→ **Material**
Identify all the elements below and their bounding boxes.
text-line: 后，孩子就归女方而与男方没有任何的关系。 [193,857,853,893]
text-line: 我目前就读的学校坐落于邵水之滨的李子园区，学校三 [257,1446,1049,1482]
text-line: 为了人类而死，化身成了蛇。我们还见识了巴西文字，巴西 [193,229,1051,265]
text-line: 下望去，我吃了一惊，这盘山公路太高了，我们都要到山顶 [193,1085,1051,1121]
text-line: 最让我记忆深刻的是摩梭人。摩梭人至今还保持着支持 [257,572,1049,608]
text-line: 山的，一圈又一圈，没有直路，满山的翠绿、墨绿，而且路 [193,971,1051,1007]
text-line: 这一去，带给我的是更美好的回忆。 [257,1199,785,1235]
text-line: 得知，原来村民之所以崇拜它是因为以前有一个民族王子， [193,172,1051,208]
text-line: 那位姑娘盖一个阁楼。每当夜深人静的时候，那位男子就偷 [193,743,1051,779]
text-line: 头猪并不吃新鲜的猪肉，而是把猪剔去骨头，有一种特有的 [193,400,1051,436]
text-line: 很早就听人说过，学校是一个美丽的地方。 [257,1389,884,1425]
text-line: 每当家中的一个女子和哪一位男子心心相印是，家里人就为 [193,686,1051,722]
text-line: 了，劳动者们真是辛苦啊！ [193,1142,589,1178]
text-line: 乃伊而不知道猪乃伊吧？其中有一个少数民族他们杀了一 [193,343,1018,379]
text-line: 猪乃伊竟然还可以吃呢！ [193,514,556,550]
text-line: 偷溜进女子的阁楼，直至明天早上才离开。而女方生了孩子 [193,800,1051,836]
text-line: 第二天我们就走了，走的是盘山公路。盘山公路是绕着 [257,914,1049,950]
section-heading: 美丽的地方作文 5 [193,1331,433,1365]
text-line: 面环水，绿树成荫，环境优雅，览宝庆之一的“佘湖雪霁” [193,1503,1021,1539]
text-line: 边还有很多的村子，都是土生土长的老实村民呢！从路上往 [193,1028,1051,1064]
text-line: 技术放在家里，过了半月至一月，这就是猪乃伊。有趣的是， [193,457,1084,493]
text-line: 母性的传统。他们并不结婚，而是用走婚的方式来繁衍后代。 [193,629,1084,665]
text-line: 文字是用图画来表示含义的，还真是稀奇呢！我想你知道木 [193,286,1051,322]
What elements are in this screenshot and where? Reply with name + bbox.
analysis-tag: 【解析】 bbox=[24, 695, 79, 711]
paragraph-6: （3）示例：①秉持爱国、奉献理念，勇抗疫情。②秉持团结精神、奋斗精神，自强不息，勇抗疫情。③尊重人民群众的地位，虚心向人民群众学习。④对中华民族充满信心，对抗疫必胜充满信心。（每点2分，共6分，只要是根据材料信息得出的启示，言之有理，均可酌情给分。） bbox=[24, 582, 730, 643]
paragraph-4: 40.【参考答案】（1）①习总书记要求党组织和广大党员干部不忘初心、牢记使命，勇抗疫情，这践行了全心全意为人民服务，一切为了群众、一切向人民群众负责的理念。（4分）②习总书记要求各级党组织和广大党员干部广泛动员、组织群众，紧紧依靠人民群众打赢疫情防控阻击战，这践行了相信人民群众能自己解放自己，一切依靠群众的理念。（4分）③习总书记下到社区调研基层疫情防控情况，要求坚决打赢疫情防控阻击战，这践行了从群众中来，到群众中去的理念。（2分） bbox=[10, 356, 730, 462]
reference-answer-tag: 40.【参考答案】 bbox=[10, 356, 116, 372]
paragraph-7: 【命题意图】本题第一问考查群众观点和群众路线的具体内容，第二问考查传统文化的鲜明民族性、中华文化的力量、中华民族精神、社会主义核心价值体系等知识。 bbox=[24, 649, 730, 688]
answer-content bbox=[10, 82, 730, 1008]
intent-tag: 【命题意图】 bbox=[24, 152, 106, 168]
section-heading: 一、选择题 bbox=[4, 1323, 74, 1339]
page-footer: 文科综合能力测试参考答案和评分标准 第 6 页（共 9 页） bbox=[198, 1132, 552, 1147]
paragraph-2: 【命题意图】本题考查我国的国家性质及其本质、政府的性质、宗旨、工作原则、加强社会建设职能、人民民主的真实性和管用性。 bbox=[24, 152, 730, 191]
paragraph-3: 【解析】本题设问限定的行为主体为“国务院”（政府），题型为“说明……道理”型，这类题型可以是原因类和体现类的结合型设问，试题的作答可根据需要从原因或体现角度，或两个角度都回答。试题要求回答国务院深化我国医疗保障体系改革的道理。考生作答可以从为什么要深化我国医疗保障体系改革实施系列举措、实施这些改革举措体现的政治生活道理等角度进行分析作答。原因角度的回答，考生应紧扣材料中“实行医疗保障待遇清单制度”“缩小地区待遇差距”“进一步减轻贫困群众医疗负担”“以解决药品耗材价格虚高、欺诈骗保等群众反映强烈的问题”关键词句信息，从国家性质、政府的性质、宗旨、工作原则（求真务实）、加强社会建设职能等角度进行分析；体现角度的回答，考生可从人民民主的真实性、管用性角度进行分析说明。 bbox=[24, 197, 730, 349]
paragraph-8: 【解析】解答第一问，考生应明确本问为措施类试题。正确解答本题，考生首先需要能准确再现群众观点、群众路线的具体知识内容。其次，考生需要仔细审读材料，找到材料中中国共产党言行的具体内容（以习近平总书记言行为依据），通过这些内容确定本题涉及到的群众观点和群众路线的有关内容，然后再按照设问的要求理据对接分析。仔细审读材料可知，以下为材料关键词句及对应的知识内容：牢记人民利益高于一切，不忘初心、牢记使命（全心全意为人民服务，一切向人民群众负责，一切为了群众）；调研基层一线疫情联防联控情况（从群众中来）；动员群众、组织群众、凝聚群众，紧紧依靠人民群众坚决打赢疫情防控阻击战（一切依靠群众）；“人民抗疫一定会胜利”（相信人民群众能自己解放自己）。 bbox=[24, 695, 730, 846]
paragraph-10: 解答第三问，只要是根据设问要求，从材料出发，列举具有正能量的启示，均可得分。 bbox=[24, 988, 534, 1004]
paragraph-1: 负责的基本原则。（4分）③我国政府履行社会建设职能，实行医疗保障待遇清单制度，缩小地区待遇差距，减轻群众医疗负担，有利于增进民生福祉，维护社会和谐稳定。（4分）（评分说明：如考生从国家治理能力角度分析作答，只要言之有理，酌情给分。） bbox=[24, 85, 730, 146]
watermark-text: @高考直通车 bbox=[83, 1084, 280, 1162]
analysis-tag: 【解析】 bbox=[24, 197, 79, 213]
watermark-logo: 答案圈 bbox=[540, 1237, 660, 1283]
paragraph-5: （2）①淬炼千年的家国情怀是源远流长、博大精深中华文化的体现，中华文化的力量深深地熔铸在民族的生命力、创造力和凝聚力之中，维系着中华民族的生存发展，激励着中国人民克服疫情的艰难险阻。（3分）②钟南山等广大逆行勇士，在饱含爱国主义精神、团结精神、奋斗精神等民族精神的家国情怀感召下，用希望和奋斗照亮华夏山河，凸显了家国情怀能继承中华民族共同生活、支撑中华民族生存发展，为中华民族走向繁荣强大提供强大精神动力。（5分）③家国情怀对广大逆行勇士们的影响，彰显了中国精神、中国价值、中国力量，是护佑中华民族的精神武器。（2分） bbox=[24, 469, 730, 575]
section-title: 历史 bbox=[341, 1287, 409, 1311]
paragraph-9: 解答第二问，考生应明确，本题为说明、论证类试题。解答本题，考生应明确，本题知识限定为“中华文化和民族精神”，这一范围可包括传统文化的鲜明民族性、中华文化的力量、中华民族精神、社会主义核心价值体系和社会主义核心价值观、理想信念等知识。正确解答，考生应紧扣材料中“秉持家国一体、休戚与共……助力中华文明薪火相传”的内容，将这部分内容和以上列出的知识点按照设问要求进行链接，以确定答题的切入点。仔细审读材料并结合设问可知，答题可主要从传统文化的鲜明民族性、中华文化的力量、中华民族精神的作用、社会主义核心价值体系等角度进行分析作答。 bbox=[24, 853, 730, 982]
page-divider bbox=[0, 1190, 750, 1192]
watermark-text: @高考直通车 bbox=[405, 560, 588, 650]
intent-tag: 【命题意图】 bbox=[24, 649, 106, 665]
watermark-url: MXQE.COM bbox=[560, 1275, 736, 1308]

→ **Work instructions**
Copy the listing word for word, starting from its first line and ending with the line containing "text-line: 为了人类而死，化身成了蛇。我们还见识了巴西文字，巴西 [193,229,1051,265]", including both.

→ **Problem solution**
Identify all the elements below and their bounding boxes.
text-line: 后，孩子就归女方而与男方没有任何的关系。 [193,857,853,893]
text-line: 我目前就读的学校坐落于邵水之滨的李子园区，学校三 [257,1446,1049,1482]
text-line: 为了人类而死，化身成了蛇。我们还见识了巴西文字，巴西 [193,229,1051,265]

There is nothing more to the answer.